**Dataset records:**
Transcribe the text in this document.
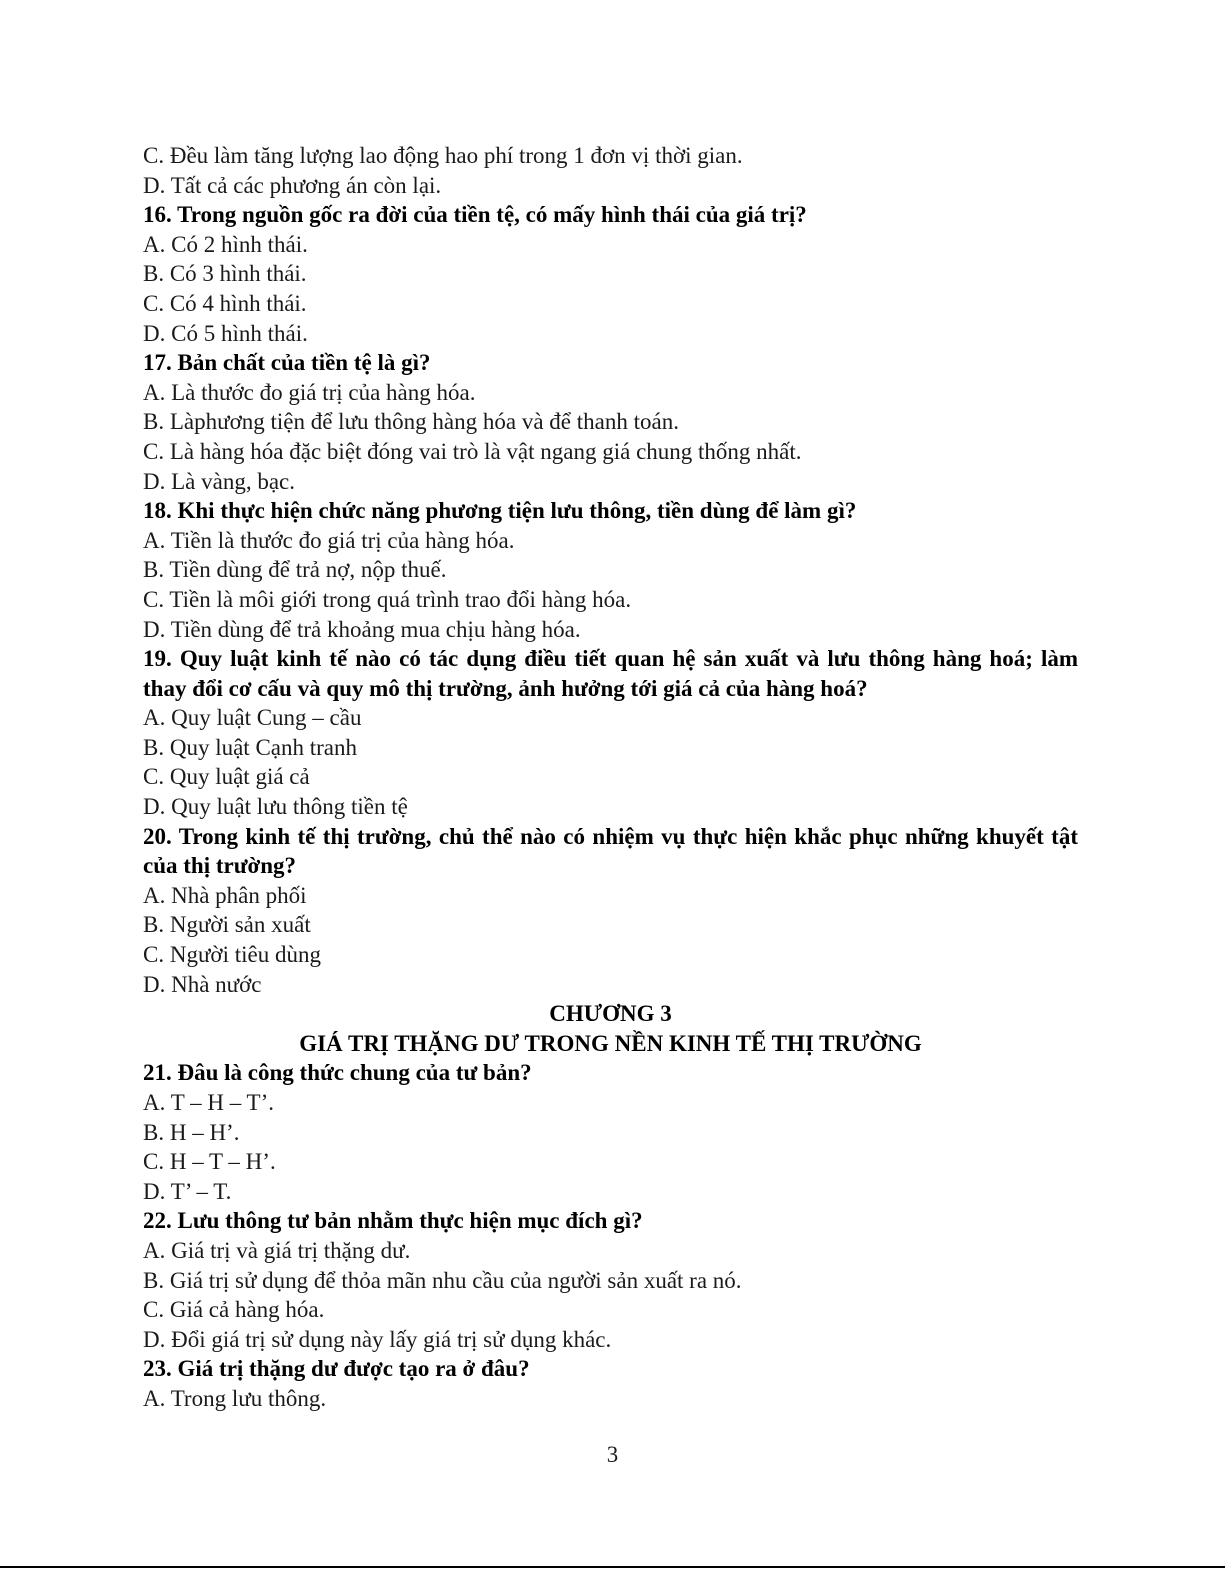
C. Đều làm tăng lượng lao động hao phí trong 1 đơn vị thời gian.
D. Tất cả các phương án còn lại.
16. Trong nguồn gốc ra đời của tiền tệ, có mấy hình thái của giá trị?
A. Có 2 hình thái.
B. Có 3 hình thái.
C. Có 4 hình thái.
D. Có 5 hình thái.
17. Bản chất của tiền tệ là gì?
A. Là thước đo giá trị của hàng hóa.
B. Làphương tiện để lưu thông hàng hóa và để thanh toán.
C. Là hàng hóa đặc biệt đóng vai trò là vật ngang giá chung thống nhất.
D. Là vàng, bạc.
18. Khi thực hiện chức năng phương tiện lưu thông, tiền dùng để làm gì?
A. Tiền là thước đo giá trị của hàng hóa.
B. Tiền dùng để trả nợ, nộp thuế.
C. Tiền là môi giới trong quá trình trao đổi hàng hóa.
D. Tiền dùng để trả khoảng mua chịu hàng hóa.
19. Quy luật kinh tế nào có tác dụng điều tiết quan hệ sản xuất và lưu thông hàng hoá; làm thay đổi cơ cấu và quy mô thị trường, ảnh hưởng tới giá cả của hàng hoá?
A. Quy luật Cung – cầu
B. Quy luật Cạnh tranh
C. Quy luật giá cả
D. Quy luật lưu thông tiền tệ
20. Trong kinh tế thị trường, chủ thể nào có nhiệm vụ thực hiện khắc phục những khuyết tật của thị trường?
A. Nhà phân phối
B. Người sản xuất
C. Người tiêu dùng
D. Nhà nước
CHƯƠNG 3
GIÁ TRỊ THẶNG DƯ TRONG NỀN KINH TẾ THỊ TRƯỜNG
21. Đâu là công thức chung của tư bản?
A. T – H – T’.
B. H – H’.
C. H – T – H’.
D. T’ – T.
22. Lưu thông tư bản nhằm thực hiện mục đích gì?
A. Giá trị và giá trị thặng dư.
B. Giá trị sử dụng để thỏa mãn nhu cầu của người sản xuất ra nó.
C. Giá cả hàng hóa.
D. Đổi giá trị sử dụng này lấy giá trị sử dụng khác.
23. Giá trị thặng dư được tạo ra ở đâu?
A. Trong lưu thông.
3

**Work required:**
Copy out all the entries exactly. Images stay out of the copy.

**Reply:**
Transcribe the text in this document.
C. Đều làm tăng lượng lao động hao phí trong 1 đơn vị thời gian.
D. Tất cả các phương án còn lại.
16. Trong nguồn gốc ra đời của tiền tệ, có mấy hình thái của giá trị?
A. Có 2 hình thái.
B. Có 3 hình thái.
C. Có 4 hình thái.
D. Có 5 hình thái.
17. Bản chất của tiền tệ là gì?
A. Là thước đo giá trị của hàng hóa.
B. Làphương tiện để lưu thông hàng hóa và để thanh toán.
C. Là hàng hóa đặc biệt đóng vai trò là vật ngang giá chung thống nhất.
D. Là vàng, bạc.
18. Khi thực hiện chức năng phương tiện lưu thông, tiền dùng để làm gì?
A. Tiền là thước đo giá trị của hàng hóa.
B. Tiền dùng để trả nợ, nộp thuế.
C. Tiền là môi giới trong quá trình trao đổi hàng hóa.
D. Tiền dùng để trả khoảng mua chịu hàng hóa.
19. Quy luật kinh tế nào có tác dụng điều tiết quan hệ sản xuất và lưu thông hàng hoá; làm thay đổi cơ cấu và quy mô thị trường, ảnh hưởng tới giá cả của hàng hoá?
A. Quy luật Cung – cầu
B. Quy luật Cạnh tranh
C. Quy luật giá cả
D. Quy luật lưu thông tiền tệ
20. Trong kinh tế thị trường, chủ thể nào có nhiệm vụ thực hiện khắc phục những khuyết tật của thị trường?
A. Nhà phân phối
B. Người sản xuất
C. Người tiêu dùng
D. Nhà nước
CHƯƠNG 3
GIÁ TRỊ THẶNG DƯ TRONG NỀN KINH TẾ THỊ TRƯỜNG
21. Đâu là công thức chung của tư bản?
A. T – H – T’.
B. H – H’.
C. H – T – H’.
D. T’ – T.
22. Lưu thông tư bản nhằm thực hiện mục đích gì?
A. Giá trị và giá trị thặng dư.
B. Giá trị sử dụng để thỏa mãn nhu cầu của người sản xuất ra nó.
C. Giá cả hàng hóa.
D. Đổi giá trị sử dụng này lấy giá trị sử dụng khác.
23. Giá trị thặng dư được tạo ra ở đâu?
A. Trong lưu thông.
3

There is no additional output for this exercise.